* **TEXT PASSAGE**:
######

Only two significant relationships were observed between local structural network properties and sensorimotor rhythm modulation skill. First, nodal betweenness centrality measured at the ipsilesional precentral gyrus was significantly related to both sensorimotor rhythm modulation skill [β = 0.003, t(7) = 3.42, P < 0.05; Fig. 5B], and task-related sensorimotor rhythm modulation range [β = 0.002, t(7) = 4.11, P < 0.01; Fig. 5B]. Furthermore, edge betweenness measured for the pathway connecting the ipsilesional angular gyrus and middle frontal gyrus, a component of the frontoparietal portion of the superior longitudinal fascicle, also showed a significant positive relationship with acquired sensorimotor rhythm modulation skill [β = 0.041, t(7) = 5.29, P < 0.005; Fig. 5D].

Extralesional structural network: white-matter microstructure integrity and grey matter volume

Again, we took the conservative approach of completely excluding voxels contributing to the lesion mask in any patient from our analyses exploring the voxel-wise relationships between white matter anisotropy or grey matter density and sensorimotor rhythm modulation skill. Lesion pathology may violate some assumptions relating these measures to anatomical microstructure in the brain, leading to findings that are difficult to interpret. The results of the tract-based spatial statistics analysis relating extralesional fractional anisotropy to sensorimotor rhythm modulation skill revealed two significantly correlated clusters in the contralesional superior longitudinal fascicle. The first cluster encompassed a caudal region of the contralesional superior longitudinal fascicle adjacent to the anterior intraparietal sulcus (cluster size = 105; max t-stat = 7.94; MNI location = −29, −56, 35; Fig. 6A and B). The second cluster was located in a central region of the contralesional superior longitudinal fascicle, underlying the contralesional sensorimotor cortex (cluster size = 96; max t-stat = 12.37; MNI location = −38, −21, 32; Fig. 6C and D).

######

Data items
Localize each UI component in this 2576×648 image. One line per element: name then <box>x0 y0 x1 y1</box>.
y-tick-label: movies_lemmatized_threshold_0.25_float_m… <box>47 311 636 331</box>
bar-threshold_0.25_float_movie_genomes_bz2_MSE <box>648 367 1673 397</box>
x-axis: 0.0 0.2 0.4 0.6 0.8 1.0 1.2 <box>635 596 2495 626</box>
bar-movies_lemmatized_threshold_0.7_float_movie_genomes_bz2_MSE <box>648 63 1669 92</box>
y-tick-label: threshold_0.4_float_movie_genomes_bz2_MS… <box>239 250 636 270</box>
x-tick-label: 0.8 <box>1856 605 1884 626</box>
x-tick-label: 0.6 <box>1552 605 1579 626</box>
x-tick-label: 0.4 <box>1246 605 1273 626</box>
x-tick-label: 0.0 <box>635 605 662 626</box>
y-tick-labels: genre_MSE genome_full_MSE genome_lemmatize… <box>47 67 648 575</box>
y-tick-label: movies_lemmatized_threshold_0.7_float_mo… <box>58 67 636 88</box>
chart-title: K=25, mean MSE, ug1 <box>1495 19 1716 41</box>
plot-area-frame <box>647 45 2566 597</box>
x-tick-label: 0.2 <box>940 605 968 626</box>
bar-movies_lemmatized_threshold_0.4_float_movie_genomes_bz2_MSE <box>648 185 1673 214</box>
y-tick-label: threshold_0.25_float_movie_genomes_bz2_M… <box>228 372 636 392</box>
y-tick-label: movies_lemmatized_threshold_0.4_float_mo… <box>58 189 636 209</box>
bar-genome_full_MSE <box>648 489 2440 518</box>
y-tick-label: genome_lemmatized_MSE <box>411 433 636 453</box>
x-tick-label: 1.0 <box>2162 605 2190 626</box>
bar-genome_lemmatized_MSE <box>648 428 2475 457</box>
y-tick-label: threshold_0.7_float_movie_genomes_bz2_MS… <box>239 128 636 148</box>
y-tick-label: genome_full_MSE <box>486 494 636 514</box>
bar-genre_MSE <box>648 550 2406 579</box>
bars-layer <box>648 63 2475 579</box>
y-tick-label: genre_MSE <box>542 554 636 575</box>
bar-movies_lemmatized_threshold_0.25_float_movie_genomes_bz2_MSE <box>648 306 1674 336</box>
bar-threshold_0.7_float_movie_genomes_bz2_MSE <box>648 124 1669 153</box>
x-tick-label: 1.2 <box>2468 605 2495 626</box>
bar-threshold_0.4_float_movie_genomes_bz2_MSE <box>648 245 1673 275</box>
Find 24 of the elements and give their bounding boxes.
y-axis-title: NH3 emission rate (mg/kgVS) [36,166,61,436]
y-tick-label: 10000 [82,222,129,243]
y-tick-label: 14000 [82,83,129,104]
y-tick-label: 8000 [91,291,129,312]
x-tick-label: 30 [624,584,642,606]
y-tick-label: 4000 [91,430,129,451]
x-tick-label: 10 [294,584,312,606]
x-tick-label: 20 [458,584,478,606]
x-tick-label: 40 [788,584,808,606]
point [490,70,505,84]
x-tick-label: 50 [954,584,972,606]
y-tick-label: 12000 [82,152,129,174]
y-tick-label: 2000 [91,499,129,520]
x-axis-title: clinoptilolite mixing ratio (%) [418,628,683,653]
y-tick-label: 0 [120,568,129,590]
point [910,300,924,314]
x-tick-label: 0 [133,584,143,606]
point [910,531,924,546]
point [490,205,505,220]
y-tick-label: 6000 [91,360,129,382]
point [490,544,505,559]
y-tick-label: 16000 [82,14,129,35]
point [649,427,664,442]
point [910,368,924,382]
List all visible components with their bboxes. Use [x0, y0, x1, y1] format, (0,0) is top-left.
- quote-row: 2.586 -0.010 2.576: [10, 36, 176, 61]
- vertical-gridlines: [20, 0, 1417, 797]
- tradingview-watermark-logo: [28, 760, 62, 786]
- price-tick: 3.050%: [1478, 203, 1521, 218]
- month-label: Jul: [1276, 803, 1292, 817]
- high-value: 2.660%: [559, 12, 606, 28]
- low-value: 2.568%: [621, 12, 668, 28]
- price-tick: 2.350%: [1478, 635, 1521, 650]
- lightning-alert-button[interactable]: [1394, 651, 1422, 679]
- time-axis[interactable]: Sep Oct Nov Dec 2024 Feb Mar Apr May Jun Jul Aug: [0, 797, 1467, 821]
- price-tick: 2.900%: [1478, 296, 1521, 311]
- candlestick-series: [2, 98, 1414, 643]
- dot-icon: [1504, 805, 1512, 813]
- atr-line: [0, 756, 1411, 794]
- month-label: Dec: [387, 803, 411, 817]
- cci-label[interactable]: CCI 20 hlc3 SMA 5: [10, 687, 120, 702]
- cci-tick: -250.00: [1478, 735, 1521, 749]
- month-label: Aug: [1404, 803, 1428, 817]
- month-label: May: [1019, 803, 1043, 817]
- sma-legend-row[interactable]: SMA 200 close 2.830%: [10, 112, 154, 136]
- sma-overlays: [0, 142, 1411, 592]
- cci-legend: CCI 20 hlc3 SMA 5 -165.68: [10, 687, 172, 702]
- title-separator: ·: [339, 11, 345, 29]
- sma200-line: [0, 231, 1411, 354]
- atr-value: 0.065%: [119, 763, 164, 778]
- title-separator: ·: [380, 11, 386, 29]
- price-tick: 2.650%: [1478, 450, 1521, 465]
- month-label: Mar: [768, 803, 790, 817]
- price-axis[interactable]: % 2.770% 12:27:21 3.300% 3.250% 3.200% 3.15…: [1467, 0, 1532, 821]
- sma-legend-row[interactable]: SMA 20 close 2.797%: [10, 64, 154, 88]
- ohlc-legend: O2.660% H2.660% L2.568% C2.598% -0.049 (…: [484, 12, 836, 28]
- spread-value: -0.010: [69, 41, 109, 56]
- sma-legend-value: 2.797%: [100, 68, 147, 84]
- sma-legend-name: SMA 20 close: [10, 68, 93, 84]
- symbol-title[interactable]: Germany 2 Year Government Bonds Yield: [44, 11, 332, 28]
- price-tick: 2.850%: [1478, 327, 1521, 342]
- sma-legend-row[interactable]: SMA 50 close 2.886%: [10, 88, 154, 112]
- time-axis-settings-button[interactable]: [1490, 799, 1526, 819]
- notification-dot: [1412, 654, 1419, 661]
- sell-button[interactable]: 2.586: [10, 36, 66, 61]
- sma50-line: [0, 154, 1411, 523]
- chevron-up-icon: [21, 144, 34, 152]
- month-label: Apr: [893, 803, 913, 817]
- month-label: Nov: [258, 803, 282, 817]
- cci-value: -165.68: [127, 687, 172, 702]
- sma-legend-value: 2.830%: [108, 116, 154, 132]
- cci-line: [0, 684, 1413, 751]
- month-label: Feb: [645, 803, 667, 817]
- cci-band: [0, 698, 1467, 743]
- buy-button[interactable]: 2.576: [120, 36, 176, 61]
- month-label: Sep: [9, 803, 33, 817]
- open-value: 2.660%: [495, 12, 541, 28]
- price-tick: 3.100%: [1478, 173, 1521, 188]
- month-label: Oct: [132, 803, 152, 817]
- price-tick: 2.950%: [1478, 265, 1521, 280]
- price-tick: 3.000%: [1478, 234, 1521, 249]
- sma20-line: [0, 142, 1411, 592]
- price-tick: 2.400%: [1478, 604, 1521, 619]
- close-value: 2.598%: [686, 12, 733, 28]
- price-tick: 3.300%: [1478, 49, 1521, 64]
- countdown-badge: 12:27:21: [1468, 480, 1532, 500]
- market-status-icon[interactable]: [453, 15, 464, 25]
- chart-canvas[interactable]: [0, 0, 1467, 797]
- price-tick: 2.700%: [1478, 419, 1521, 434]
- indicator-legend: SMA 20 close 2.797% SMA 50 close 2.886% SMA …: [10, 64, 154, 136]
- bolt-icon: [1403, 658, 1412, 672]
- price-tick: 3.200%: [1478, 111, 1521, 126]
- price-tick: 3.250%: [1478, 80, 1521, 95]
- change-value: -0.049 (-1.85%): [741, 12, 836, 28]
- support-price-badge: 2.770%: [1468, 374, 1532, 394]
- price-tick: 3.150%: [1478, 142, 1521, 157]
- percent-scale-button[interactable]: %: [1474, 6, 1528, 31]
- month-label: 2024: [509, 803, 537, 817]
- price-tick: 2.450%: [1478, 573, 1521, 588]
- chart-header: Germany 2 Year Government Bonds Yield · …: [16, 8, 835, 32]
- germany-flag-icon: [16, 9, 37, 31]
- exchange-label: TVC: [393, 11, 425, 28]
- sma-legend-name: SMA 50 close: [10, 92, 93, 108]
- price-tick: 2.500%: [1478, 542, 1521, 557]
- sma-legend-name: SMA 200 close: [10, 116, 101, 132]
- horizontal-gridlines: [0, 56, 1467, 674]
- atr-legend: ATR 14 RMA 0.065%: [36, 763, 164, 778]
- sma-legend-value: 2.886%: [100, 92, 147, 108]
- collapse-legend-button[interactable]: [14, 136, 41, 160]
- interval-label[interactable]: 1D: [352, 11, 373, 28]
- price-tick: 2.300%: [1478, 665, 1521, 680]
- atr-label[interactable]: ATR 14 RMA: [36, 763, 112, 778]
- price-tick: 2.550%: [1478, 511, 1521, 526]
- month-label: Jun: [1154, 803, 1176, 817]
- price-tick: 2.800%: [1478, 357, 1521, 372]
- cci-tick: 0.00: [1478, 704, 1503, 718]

######

* **EXERCISE GOAL**:
In the passage on sensorimotor rhythm modulation skill, where was the second significantly correlated cluster located? These items are separate from the text.

* **OUTPUT OF THE EXERCISE**:
In a central region of the contralesional superior longitudinal fascicle, underlying the contralesional sensorimotor cortex.